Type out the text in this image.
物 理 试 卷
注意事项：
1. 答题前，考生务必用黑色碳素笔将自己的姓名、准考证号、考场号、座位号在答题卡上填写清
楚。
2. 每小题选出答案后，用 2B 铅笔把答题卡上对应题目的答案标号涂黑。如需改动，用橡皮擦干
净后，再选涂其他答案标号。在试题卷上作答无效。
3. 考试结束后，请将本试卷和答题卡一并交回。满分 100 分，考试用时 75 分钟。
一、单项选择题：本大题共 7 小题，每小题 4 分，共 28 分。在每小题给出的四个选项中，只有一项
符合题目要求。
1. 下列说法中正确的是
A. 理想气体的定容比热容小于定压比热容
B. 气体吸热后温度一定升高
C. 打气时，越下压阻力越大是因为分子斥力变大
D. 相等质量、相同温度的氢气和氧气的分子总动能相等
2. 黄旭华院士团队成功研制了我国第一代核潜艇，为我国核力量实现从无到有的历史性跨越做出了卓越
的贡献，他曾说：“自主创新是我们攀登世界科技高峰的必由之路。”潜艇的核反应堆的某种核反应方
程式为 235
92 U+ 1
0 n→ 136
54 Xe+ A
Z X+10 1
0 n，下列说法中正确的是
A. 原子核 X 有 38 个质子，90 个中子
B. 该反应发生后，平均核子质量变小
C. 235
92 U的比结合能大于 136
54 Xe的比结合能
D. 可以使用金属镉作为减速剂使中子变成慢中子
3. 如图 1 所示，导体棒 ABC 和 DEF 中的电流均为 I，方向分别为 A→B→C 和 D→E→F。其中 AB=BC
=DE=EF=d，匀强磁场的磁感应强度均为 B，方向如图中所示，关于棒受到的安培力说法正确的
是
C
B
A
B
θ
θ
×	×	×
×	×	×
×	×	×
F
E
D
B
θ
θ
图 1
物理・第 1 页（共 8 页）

** What to work on **
Write out every record shown above, word for word.

** Final answer **
Type out the text in this image.
物 理 试 卷
注意事项：
1. 答题前，考生务必用黑色碳素笔将自己的姓名、准考证号、考场号、座位号在答题卡上填写清
楚。
2. 每小题选出答案后，用 2B 铅笔把答题卡上对应题目的答案标号涂黑。如需改动，用橡皮擦干
净后，再选涂其他答案标号。在试题卷上作答无效。
3. 考试结束后，请将本试卷和答题卡一并交回。满分 100 分，考试用时 75 分钟。
一、单项选择题：本大题共 7 小题，每小题 4 分，共 28 分。在每小题给出的四个选项中，只有一项
符合题目要求。
1. 下列说法中正确的是
A. 理想气体的定容比热容小于定压比热容
B. 气体吸热后温度一定升高
C. 打气时，越下压阻力越大是因为分子斥力变大
D. 相等质量、相同温度的氢气和氧气的分子总动能相等
2. 黄旭华院士团队成功研制了我国第一代核潜艇，为我国核力量实现从无到有的历史性跨越做出了卓越
的贡献，他曾说：“自主创新是我们攀登世界科技高峰的必由之路。”潜艇的核反应堆的某种核反应方
程式为 235
92 U+ 1
0 n→ 136
54 Xe+ A
Z X+10 1
0 n，下列说法中正确的是
A. 原子核 X 有 38 个质子，90 个中子
B. 该反应发生后，平均核子质量变小
C. 235
92 U的比结合能大于 136
54 Xe的比结合能
D. 可以使用金属镉作为减速剂使中子变成慢中子
3. 如图 1 所示，导体棒 ABC 和 DEF 中的电流均为 I，方向分别为 A→B→C 和 D→E→F。其中 AB=BC
=DE=EF=d，匀强磁场的磁感应强度均为 B，方向如图中所示，关于棒受到的安培力说法正确的
是
C
B
A
B
θ
θ
×	×	×
×	×	×
×	×	×
F
E
D
B
θ
θ
图 1
物理・第 1 页（共 8 页）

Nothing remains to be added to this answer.